### Provided entries
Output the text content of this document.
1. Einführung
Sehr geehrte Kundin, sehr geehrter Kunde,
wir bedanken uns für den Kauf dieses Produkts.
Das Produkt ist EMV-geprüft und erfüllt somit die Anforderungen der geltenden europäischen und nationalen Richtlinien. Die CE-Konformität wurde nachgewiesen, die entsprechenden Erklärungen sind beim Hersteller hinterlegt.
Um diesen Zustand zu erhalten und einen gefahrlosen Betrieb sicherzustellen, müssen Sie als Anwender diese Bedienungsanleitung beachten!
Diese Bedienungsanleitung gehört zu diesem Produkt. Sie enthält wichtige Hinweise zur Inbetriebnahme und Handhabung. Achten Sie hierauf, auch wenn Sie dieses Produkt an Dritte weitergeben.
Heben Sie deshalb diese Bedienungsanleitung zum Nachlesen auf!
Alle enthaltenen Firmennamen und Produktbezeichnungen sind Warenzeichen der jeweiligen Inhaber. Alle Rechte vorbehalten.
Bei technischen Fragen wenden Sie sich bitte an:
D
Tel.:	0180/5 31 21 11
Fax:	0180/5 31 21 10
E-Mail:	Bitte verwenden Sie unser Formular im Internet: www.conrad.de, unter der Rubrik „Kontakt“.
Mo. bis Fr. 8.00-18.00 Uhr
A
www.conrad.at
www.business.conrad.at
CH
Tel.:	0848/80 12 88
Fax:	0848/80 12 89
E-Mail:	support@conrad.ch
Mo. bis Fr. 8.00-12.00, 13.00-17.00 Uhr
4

### The task
Give solely the number of lines in the data that contain the string "Mail".

### Response
2